The task: Write out all the material exactly. Leave nothing out.
**********
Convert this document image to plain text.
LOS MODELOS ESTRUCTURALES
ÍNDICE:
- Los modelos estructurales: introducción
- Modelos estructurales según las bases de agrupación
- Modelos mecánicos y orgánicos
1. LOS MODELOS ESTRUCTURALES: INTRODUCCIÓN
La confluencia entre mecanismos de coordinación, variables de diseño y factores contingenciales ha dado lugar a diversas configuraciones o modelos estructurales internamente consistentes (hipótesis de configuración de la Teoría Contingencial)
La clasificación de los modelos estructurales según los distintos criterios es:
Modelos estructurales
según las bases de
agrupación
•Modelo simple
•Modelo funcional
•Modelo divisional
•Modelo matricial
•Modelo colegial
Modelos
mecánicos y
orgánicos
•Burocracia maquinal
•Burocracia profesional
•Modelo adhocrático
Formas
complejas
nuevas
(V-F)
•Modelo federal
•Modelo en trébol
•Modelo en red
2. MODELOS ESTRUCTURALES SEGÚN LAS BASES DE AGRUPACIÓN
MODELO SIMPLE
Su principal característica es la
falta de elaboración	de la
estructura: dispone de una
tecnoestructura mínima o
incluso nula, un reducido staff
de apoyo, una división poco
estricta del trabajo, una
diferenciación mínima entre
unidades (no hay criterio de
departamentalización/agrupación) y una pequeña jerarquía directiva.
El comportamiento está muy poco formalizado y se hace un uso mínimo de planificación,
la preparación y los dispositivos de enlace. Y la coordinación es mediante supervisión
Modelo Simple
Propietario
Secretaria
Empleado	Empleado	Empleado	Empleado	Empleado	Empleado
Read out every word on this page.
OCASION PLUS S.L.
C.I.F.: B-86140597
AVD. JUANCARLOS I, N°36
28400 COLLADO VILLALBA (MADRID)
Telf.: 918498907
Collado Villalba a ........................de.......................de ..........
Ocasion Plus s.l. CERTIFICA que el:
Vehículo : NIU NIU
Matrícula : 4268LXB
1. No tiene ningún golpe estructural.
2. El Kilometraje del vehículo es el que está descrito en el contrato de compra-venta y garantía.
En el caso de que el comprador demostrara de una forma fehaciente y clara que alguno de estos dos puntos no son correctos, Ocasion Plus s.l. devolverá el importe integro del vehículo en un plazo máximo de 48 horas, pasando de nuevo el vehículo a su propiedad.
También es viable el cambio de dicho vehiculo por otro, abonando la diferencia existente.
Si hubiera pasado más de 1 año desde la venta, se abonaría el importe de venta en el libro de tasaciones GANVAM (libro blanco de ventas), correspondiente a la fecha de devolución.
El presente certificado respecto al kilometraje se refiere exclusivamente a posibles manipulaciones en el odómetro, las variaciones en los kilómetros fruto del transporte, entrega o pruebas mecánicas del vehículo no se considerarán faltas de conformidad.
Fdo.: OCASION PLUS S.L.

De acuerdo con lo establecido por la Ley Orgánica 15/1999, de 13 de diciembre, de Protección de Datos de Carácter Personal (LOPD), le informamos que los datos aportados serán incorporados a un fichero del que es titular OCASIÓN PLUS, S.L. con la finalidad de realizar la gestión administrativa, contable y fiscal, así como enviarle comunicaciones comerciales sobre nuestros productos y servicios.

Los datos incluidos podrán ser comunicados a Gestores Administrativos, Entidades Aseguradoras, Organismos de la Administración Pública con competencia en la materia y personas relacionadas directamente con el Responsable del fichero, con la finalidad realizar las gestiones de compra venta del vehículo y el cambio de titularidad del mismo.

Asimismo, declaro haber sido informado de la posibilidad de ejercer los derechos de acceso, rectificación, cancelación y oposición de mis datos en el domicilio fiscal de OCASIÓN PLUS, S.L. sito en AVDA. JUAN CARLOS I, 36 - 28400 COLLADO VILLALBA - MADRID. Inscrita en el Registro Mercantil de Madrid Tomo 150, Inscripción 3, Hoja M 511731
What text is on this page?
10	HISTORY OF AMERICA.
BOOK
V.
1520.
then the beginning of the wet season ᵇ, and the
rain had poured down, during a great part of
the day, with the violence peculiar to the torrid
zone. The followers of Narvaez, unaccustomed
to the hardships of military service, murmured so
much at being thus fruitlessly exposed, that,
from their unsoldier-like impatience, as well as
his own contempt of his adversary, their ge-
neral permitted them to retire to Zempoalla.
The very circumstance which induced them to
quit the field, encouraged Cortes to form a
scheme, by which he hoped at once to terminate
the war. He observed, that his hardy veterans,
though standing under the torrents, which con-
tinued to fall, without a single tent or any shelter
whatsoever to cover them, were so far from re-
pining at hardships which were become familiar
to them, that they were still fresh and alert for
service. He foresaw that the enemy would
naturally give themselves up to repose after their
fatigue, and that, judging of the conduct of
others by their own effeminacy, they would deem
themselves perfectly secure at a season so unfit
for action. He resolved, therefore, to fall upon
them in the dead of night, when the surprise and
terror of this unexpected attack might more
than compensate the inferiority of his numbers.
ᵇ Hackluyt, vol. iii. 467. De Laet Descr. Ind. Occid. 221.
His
**********
Solution to the problem:
Convert this document image to plain text.
LOS MODELOS ESTRUCTURALES
ÍNDICE:
- Los modelos estructurales: introducción
- Modelos estructurales según las bases de agrupación
- Modelos mecánicos y orgánicos
1. LOS MODELOS ESTRUCTURALES: INTRODUCCIÓN
La confluencia entre mecanismos de coordinación, variables de diseño y factores contingenciales ha dado lugar a diversas configuraciones o modelos estructurales internamente consistentes (hipótesis de configuración de la Teoría Contingencial)
La clasificación de los modelos estructurales según los distintos criterios es:
Modelos estructurales
según las bases de
agrupación
•Modelo simple
•Modelo funcional
•Modelo divisional
•Modelo matricial
•Modelo colegial
Modelos
mecánicos y
orgánicos
•Burocracia maquinal
•Burocracia profesional
•Modelo adhocrático
Formas
complejas
nuevas
(V-F)
•Modelo federal
•Modelo en trébol
•Modelo en red
2. MODELOS ESTRUCTURALES SEGÚN LAS BASES DE AGRUPACIÓN
MODELO SIMPLE
Su principal característica es la
falta de elaboración	de la
estructura: dispone de una
tecnoestructura mínima o
incluso nula, un reducido staff
de apoyo, una división poco
estricta del trabajo, una
diferenciación mínima entre
unidades (no hay criterio de
departamentalización/agrupación) y una pequeña jerarquía directiva.
El comportamiento está muy poco formalizado y se hace un uso mínimo de planificación,
la preparación y los dispositivos de enlace. Y la coordinación es mediante supervisión
Modelo Simple
Propietario
Secretaria
Empleado	Empleado	Empleado	Empleado	Empleado	Empleado
Read out every word on this page.
OCASION PLUS S.L.
C.I.F.: B-86140597
AVD. JUANCARLOS I, N°36
28400 COLLADO VILLALBA (MADRID)
Telf.: 918498907
Collado Villalba a ........................de.......................de ..........
Ocasion Plus s.l. CERTIFICA que el:
Vehículo : NIU NIU
Matrícula : 4268LXB
1. No tiene ningún golpe estructural.
2. El Kilometraje del vehículo es el que está descrito en el contrato de compra-venta y garantía.
En el caso de que el comprador demostrara de una forma fehaciente y clara que alguno de estos dos puntos no son correctos, Ocasion Plus s.l. devolverá el importe integro del vehículo en un plazo máximo de 48 horas, pasando de nuevo el vehículo a su propiedad.
También es viable el cambio de dicho vehiculo por otro, abonando la diferencia existente.
Si hubiera pasado más de 1 año desde la venta, se abonaría el importe de venta en el libro de tasaciones GANVAM (libro blanco de ventas), correspondiente a la fecha de devolución.
El presente certificado respecto al kilometraje se refiere exclusivamente a posibles manipulaciones en el odómetro, las variaciones en los kilómetros fruto del transporte, entrega o pruebas mecánicas del vehículo no se considerarán faltas de conformidad.
Fdo.: OCASION PLUS S.L.

De acuerdo con lo establecido por la Ley Orgánica 15/1999, de 13 de diciembre, de Protección de Datos de Carácter Personal (LOPD), le informamos que los datos aportados serán incorporados a un fichero del que es titular OCASIÓN PLUS, S.L. con la finalidad de realizar la gestión administrativa, contable y fiscal, así como enviarle comunicaciones comerciales sobre nuestros productos y servicios.

Los datos incluidos podrán ser comunicados a Gestores Administrativos, Entidades Aseguradoras, Organismos de la Administración Pública con competencia en la materia y personas relacionadas directamente con el Responsable del fichero, con la finalidad realizar las gestiones de compra venta del vehículo y el cambio de titularidad del mismo.

Asimismo, declaro haber sido informado de la posibilidad de ejercer los derechos de acceso, rectificación, cancelación y oposición de mis datos en el domicilio fiscal de OCASIÓN PLUS, S.L. sito en AVDA. JUAN CARLOS I, 36 - 28400 COLLADO VILLALBA - MADRID. Inscrita en el Registro Mercantil de Madrid Tomo 150, Inscripción 3, Hoja M 511731
What text is on this page?
10	HISTORY OF AMERICA.
BOOK
V.
1520.
then the beginning of the wet season ᵇ, and the
rain had poured down, during a great part of
the day, with the violence peculiar to the torrid
zone. The followers of Narvaez, unaccustomed
to the hardships of military service, murmured so
much at being thus fruitlessly exposed, that,
from their unsoldier-like impatience, as well as
his own contempt of his adversary, their ge-
neral permitted them to retire to Zempoalla.
The very circumstance which induced them to
quit the field, encouraged Cortes to form a
scheme, by which he hoped at once to terminate
the war. He observed, that his hardy veterans,
though standing under the torrents, which con-
tinued to fall, without a single tent or any shelter
whatsoever to cover them, were so far from re-
pining at hardships which were become familiar
to them, that they were still fresh and alert for
service. He foresaw that the enemy would
naturally give themselves up to repose after their
fatigue, and that, judging of the conduct of
others by their own effeminacy, they would deem
themselves perfectly secure at a season so unfit
for action. He resolved, therefore, to fall upon
them in the dead of night, when the surprise and
terror of this unexpected attack might more
than compensate the inferiority of his numbers.
ᵇ Hackluyt, vol. iii. 467. De Laet Descr. Ind. Occid. 221.
His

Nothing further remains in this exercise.